▶ [Requirement] Copy out every line of the records below without any change, and leave out the pictures.

## BEGIN

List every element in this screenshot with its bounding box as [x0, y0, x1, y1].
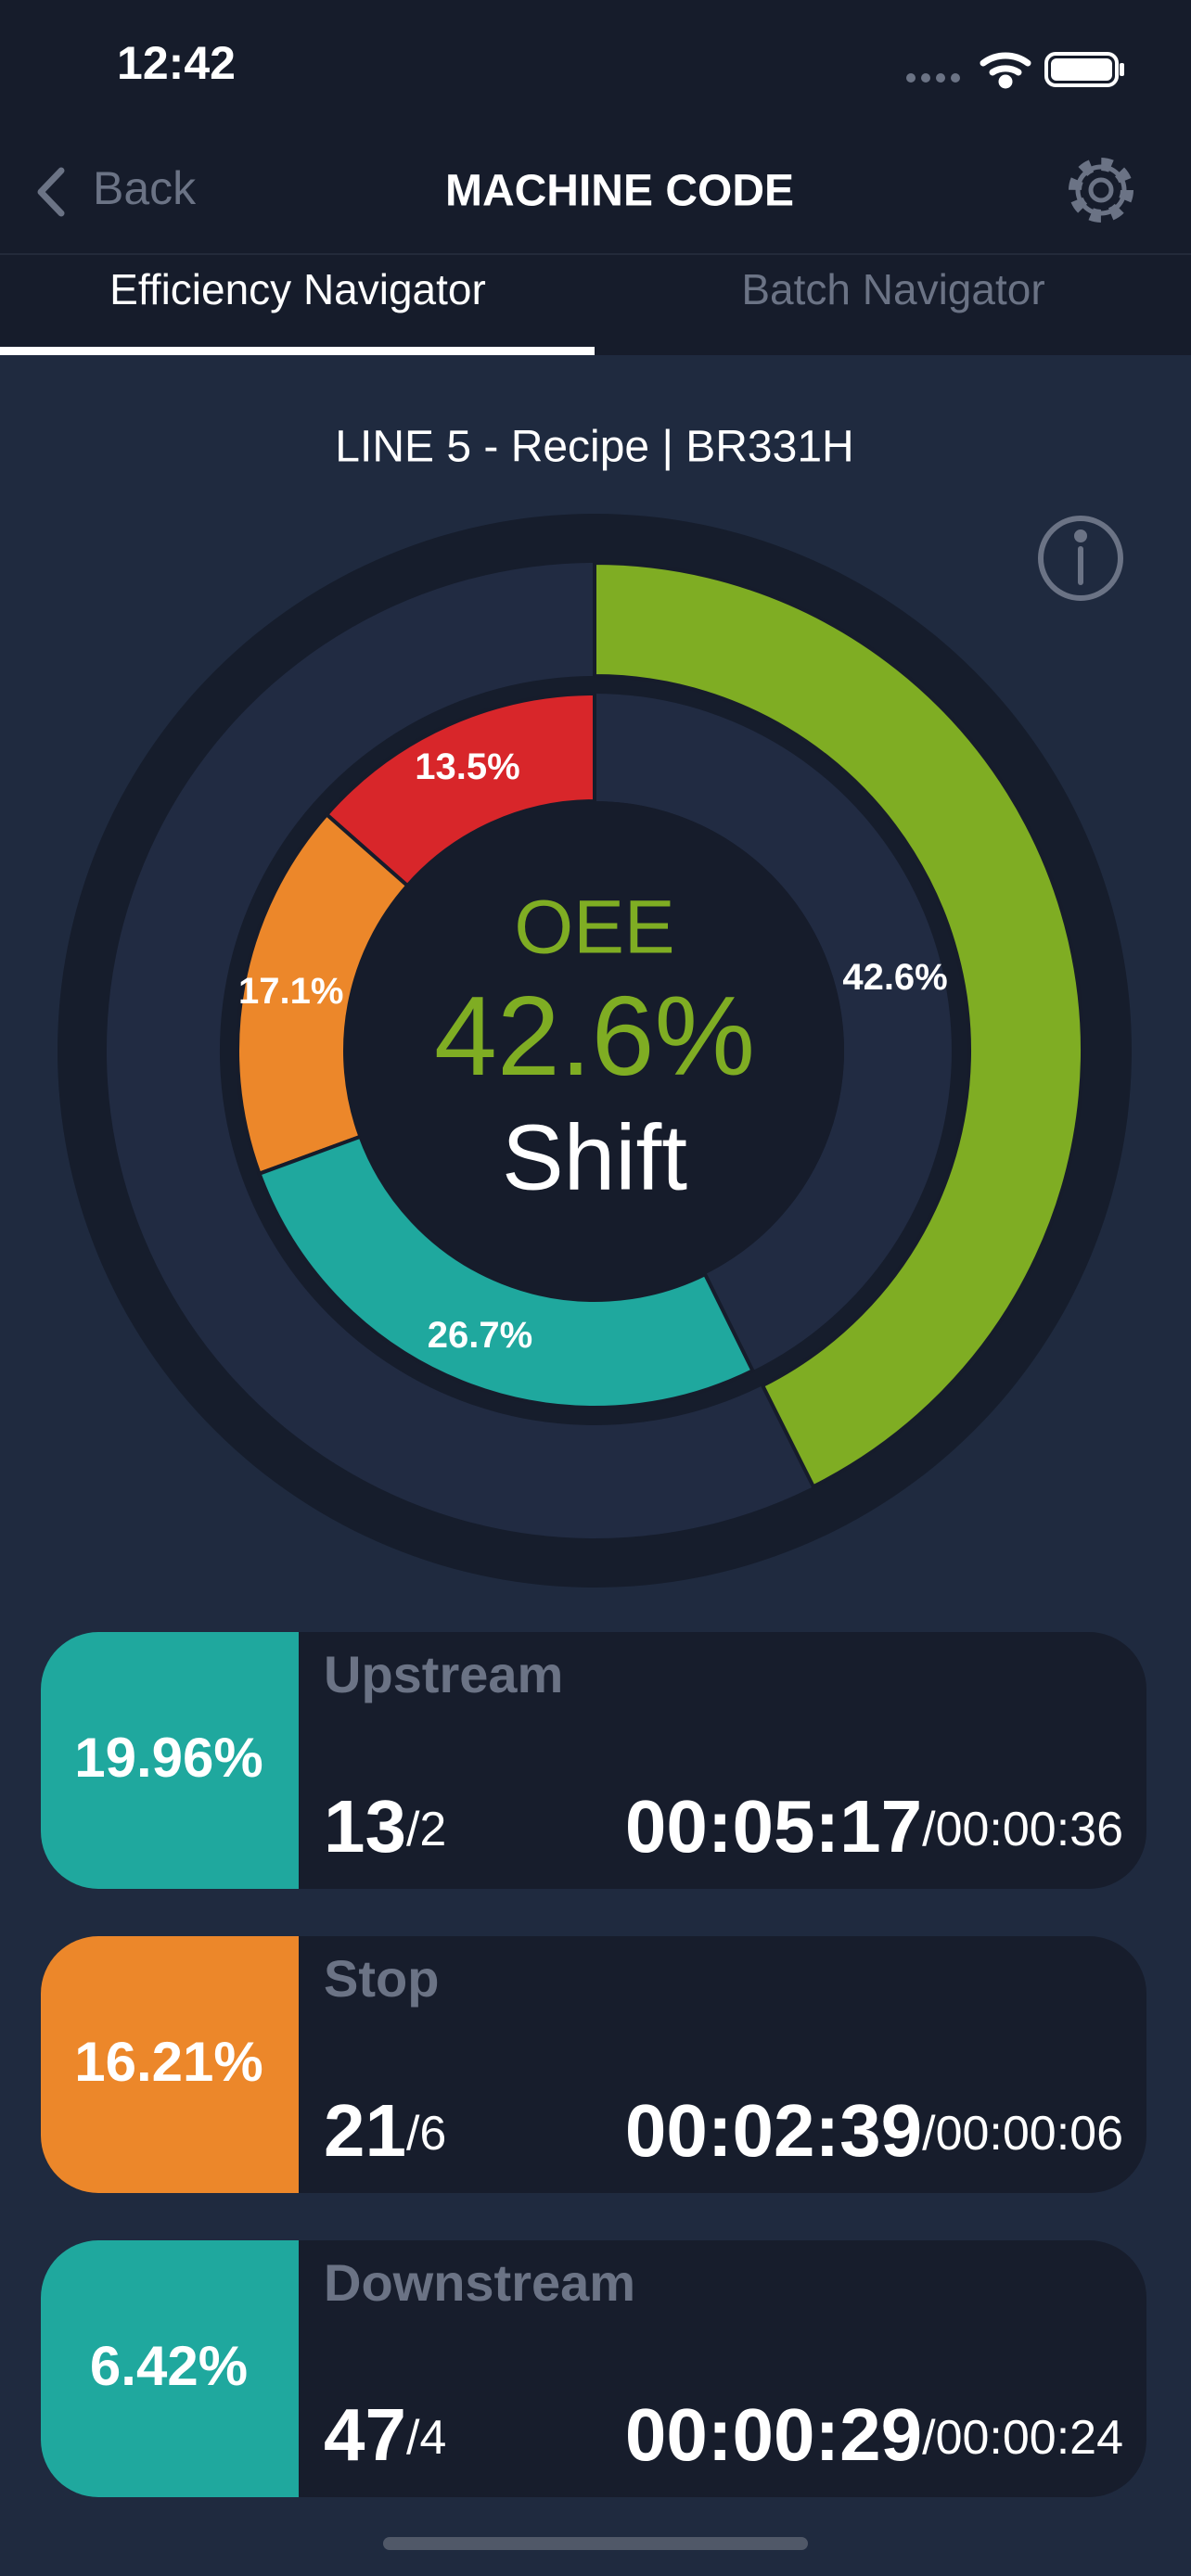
time: 00:05:17: [625, 1785, 922, 1868]
center-label: OEE: [514, 886, 674, 970]
tab-indicator: [0, 347, 595, 355]
segment-label: 17.1%: [238, 971, 343, 1012]
time-sub: /00:00:36: [922, 1803, 1123, 1856]
status-time: 12:42: [117, 37, 236, 89]
segment-label: 42.6%: [842, 957, 947, 998]
battery-icon: [1044, 52, 1119, 87]
card-percent: 16.21%: [74, 2031, 263, 2093]
donut-hole: [345, 801, 844, 1300]
card-percent: 19.96%: [74, 1727, 263, 1789]
center-value: 42.6%: [434, 973, 755, 1099]
card-badge: [41, 1632, 299, 1889]
card-bg: [41, 1936, 1146, 2193]
card-time: 00:05:17/00:00:36: [625, 1785, 1123, 1868]
segment-label: 26.7%: [428, 1315, 532, 1356]
time-sub: /00:00:06: [922, 2107, 1123, 2161]
tab-active[interactable]: Efficiency Navigator: [109, 265, 486, 313]
donut-segment: [593, 560, 1084, 1489]
card-name: Downstream: [324, 2253, 635, 2312]
nav-title: MACHINE CODE: [445, 167, 794, 216]
time: 00:02:39: [625, 2089, 922, 2172]
card-time: 00:00:29/00:00:24: [625, 2393, 1123, 2476]
card-badge: [41, 2240, 299, 2497]
card-count: 13/2: [324, 1785, 446, 1868]
battery-tip: [1120, 63, 1124, 76]
info-button[interactable]: [1038, 516, 1123, 601]
signal-icon: [906, 73, 960, 83]
back-button[interactable]: Back: [93, 162, 197, 214]
card-name: Stop: [324, 1949, 439, 2008]
time-sub: /00:00:24: [922, 2411, 1123, 2465]
time: 00:00:29: [625, 2393, 922, 2476]
segment-label: 13.5%: [415, 746, 519, 787]
metric-card[interactable]: 16.21% Stop 21/6 00:02:39/00:00:06: [41, 1936, 1146, 2193]
center-period: Shift: [502, 1105, 687, 1209]
settings-button[interactable]: [1069, 158, 1133, 223]
card-count: 47/4: [324, 2393, 446, 2476]
count-sub: /6: [406, 2107, 446, 2161]
count: 21: [324, 2089, 406, 2172]
card-name: Upstream: [324, 1645, 563, 1703]
donut-segment: [236, 811, 411, 1177]
chart-title: LINE 5 - Recipe | BR331H: [335, 423, 853, 472]
donut-chart: [58, 514, 1132, 1588]
metric-card[interactable]: 6.42% Downstream 47/4 00:00:29/00:00:24: [41, 2240, 1146, 2497]
home-indicator: [383, 2537, 808, 2550]
count-sub: /2: [406, 1803, 446, 1856]
card-time: 00:02:39/00:00:06: [625, 2089, 1123, 2172]
metric-card[interactable]: 19.96% Upstream 13/2 00:05:17/00:00:36: [41, 1632, 1146, 1889]
card-bg: [41, 1632, 1146, 1889]
wifi-icon: [980, 52, 1031, 89]
card-count: 21/6: [324, 2089, 446, 2172]
tab[interactable]: Batch Navigator: [741, 265, 1044, 313]
card-percent: 6.42%: [90, 2335, 248, 2397]
battery-level: [1051, 58, 1112, 81]
count: 13: [324, 1785, 406, 1868]
card-list: 19.96% Upstream 13/2 00:05:17/00:00:36 16.21…: [41, 1632, 1146, 2497]
card-bg: [41, 2240, 1146, 2497]
card-badge: [41, 1936, 299, 2193]
count: 47: [324, 2393, 406, 2476]
count-sub: /4: [406, 2411, 446, 2465]
back-chevron[interactable]: [37, 167, 65, 217]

## END

▶ [Exercise result]
List every element in this screenshot with its bounding box as [x0, y0, x1, y1].
time: 00:05:17: [625, 1785, 922, 1868]
center-label: OEE: [514, 886, 674, 970]
tab-indicator: [0, 347, 595, 355]
segment-label: 17.1%: [238, 971, 343, 1012]
time-sub: /00:00:36: [922, 1803, 1123, 1856]
status-time: 12:42: [117, 37, 236, 89]
segment-label: 42.6%: [842, 957, 947, 998]
battery-icon: [1044, 52, 1119, 87]
card-percent: 16.21%: [74, 2031, 263, 2093]
donut-hole: [345, 801, 844, 1300]
card-percent: 19.96%: [74, 1727, 263, 1789]
center-value: 42.6%: [434, 973, 755, 1099]
card-badge: [41, 1632, 299, 1889]
card-bg: [41, 1936, 1146, 2193]
card-time: 00:05:17/00:00:36: [625, 1785, 1123, 1868]
segment-label: 26.7%: [428, 1315, 532, 1356]
time-sub: /00:00:06: [922, 2107, 1123, 2161]
tab-active[interactable]: Efficiency Navigator: [109, 265, 486, 313]
donut-segment: [593, 560, 1084, 1489]
card-name: Downstream: [324, 2253, 635, 2312]
nav-title: MACHINE CODE: [445, 167, 794, 216]
time: 00:02:39: [625, 2089, 922, 2172]
card-time: 00:00:29/00:00:24: [625, 2393, 1123, 2476]
card-badge: [41, 2240, 299, 2497]
card-count: 13/2: [324, 1785, 446, 1868]
battery-tip: [1120, 63, 1124, 76]
info-button[interactable]: [1038, 516, 1123, 601]
signal-icon: [906, 73, 960, 83]
back-button[interactable]: Back: [93, 162, 197, 214]
card-name: Stop: [324, 1949, 439, 2008]
time-sub: /00:00:24: [922, 2411, 1123, 2465]
time: 00:00:29: [625, 2393, 922, 2476]
segment-label: 13.5%: [415, 746, 519, 787]
metric-card[interactable]: 16.21% Stop 21/6 00:02:39/00:00:06: [41, 1936, 1146, 2193]
center-period: Shift: [502, 1105, 687, 1209]
settings-button[interactable]: [1069, 158, 1133, 223]
card-count: 47/4: [324, 2393, 446, 2476]
count-sub: /6: [406, 2107, 446, 2161]
count: 21: [324, 2089, 406, 2172]
card-name: Upstream: [324, 1645, 563, 1703]
donut-segment: [236, 811, 411, 1177]
chart-title: LINE 5 - Recipe | BR331H: [335, 423, 853, 472]
donut-chart: [58, 514, 1132, 1588]
metric-card[interactable]: 6.42% Downstream 47/4 00:00:29/00:00:24: [41, 2240, 1146, 2497]
home-indicator: [383, 2537, 808, 2550]
count-sub: /2: [406, 1803, 446, 1856]
card-time: 00:02:39/00:00:06: [625, 2089, 1123, 2172]
metric-card[interactable]: 19.96% Upstream 13/2 00:05:17/00:00:36: [41, 1632, 1146, 1889]
card-bg: [41, 1632, 1146, 1889]
wifi-icon: [980, 52, 1031, 89]
card-count: 21/6: [324, 2089, 446, 2172]
tab[interactable]: Batch Navigator: [741, 265, 1044, 313]
card-percent: 6.42%: [90, 2335, 248, 2397]
battery-level: [1051, 58, 1112, 81]
count: 13: [324, 1785, 406, 1868]
card-list: 19.96% Upstream 13/2 00:05:17/00:00:36 16.21…: [41, 1632, 1146, 2497]
card-bg: [41, 2240, 1146, 2497]
card-badge: [41, 1936, 299, 2193]
count: 47: [324, 2393, 406, 2476]
count-sub: /4: [406, 2411, 446, 2465]
back-chevron[interactable]: [37, 167, 65, 217]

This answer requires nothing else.